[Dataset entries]

══════

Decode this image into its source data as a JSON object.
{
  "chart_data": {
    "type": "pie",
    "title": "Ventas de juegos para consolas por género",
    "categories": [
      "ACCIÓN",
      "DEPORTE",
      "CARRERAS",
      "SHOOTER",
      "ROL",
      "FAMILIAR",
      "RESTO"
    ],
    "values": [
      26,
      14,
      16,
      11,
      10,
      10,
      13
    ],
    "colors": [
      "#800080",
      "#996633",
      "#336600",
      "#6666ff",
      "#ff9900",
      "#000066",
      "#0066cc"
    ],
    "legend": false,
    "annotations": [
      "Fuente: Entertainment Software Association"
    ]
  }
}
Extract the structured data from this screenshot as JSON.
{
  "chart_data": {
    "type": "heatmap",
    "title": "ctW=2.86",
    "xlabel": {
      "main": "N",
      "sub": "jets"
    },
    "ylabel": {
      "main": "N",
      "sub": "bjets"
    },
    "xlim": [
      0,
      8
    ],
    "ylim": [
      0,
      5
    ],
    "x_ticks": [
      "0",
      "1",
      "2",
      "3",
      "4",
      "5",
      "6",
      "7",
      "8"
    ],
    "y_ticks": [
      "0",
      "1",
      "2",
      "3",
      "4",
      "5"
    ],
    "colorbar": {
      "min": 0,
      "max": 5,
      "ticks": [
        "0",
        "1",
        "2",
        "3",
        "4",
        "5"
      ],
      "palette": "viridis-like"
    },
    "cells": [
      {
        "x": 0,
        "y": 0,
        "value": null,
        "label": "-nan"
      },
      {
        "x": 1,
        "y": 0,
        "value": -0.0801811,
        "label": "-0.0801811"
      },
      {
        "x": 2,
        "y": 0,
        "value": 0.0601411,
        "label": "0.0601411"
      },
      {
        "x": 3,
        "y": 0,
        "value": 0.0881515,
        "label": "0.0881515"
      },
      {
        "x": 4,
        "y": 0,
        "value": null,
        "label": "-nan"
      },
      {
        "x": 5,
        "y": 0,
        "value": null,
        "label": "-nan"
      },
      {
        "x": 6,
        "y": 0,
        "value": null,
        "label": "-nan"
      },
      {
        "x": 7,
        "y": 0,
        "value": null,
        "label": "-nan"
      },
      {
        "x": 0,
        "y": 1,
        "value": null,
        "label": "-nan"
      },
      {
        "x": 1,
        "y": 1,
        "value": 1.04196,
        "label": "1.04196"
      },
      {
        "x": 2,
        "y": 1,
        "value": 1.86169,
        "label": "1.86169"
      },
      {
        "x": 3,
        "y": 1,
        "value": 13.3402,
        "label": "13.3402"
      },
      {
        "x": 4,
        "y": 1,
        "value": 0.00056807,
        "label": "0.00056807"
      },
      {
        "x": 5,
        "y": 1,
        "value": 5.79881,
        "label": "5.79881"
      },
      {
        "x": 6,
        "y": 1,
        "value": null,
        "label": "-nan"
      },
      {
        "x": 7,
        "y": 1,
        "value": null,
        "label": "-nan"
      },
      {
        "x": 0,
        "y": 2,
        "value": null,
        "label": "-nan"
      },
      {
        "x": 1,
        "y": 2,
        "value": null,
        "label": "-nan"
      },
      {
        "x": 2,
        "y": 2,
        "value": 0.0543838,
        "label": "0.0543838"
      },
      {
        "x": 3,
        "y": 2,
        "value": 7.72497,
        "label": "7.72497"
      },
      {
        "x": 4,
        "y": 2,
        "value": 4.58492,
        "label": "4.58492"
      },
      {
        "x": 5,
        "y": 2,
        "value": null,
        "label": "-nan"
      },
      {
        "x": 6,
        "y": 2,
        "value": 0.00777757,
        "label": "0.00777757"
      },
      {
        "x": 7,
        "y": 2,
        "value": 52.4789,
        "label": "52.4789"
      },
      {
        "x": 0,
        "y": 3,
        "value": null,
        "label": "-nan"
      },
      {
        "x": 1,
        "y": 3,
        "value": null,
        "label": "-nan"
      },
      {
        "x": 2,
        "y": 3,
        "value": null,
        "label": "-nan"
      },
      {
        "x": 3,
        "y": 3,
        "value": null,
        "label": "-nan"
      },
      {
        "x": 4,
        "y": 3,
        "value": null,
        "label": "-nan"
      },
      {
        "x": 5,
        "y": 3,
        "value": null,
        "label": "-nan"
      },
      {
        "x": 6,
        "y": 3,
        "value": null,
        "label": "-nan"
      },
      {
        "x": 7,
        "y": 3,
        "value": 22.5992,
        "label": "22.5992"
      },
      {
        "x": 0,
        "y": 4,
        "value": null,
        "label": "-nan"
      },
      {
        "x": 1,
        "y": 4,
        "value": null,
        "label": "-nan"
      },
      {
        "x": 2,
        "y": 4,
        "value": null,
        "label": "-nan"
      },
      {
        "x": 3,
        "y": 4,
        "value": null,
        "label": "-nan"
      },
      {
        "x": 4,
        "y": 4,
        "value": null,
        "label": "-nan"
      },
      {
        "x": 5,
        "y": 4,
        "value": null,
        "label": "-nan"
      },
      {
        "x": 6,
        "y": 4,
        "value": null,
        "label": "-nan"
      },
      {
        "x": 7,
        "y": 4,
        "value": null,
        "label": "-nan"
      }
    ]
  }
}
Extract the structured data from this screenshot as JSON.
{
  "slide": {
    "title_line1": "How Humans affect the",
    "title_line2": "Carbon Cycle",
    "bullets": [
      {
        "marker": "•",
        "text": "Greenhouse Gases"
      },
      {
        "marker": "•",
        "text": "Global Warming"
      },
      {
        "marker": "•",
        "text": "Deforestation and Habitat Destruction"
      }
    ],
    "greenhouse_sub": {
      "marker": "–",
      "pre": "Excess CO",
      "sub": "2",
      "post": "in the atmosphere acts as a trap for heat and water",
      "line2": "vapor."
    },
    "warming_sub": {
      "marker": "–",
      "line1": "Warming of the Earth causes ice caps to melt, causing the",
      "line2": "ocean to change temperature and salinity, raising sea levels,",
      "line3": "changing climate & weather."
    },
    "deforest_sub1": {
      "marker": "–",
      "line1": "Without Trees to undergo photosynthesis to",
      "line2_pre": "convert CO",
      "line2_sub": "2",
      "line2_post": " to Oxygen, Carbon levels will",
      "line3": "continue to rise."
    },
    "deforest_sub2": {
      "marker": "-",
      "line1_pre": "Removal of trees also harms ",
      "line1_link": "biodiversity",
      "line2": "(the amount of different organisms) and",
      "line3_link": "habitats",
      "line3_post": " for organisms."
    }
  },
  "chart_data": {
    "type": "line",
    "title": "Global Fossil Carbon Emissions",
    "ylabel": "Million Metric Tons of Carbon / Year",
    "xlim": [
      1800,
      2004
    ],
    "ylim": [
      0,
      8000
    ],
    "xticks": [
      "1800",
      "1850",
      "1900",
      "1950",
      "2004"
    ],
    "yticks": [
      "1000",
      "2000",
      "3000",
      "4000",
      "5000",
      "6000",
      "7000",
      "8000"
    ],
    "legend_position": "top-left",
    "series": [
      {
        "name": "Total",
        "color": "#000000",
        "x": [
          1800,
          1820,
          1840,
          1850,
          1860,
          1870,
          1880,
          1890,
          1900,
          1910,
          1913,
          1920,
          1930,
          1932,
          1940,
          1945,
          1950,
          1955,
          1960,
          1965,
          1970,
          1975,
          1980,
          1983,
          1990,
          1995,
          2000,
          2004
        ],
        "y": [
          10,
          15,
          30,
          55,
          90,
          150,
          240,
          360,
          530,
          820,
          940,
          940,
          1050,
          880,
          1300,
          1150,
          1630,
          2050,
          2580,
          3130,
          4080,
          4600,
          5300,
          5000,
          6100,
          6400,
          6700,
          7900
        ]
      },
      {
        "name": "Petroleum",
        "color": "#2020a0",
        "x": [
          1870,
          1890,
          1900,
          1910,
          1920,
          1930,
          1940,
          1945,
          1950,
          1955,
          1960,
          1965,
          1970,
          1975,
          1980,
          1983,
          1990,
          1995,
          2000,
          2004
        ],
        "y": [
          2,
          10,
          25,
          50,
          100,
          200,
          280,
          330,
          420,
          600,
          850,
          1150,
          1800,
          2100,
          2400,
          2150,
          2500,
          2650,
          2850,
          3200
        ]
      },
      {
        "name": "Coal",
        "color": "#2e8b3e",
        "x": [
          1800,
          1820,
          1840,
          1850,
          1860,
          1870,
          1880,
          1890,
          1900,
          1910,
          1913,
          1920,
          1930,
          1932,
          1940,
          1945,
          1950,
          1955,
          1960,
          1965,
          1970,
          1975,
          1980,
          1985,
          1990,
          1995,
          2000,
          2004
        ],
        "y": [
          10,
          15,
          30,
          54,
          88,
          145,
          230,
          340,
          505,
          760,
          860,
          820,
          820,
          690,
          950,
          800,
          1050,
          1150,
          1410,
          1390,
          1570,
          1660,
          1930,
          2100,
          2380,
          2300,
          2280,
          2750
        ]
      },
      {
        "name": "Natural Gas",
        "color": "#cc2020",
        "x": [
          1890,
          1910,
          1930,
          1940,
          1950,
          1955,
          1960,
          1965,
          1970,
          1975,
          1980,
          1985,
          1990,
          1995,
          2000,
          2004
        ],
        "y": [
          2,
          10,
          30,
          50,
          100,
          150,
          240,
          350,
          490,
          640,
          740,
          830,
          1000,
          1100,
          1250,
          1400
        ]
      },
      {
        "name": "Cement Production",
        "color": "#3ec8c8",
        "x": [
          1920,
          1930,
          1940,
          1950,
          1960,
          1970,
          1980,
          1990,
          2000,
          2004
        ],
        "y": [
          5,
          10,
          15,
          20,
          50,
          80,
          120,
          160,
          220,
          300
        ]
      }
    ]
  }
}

══════

• _GOAL_: Look over the records above and copy each line that includes the string "Carbon".

• _THE RESPONSE_:
    "title_line2": "Carbon Cycle",
      "line2_post": " to Oxygen, Carbon levels will",
    "title": "Global Fossil Carbon Emissions",
    "ylabel": "Million Metric Tons of Carbon / Year",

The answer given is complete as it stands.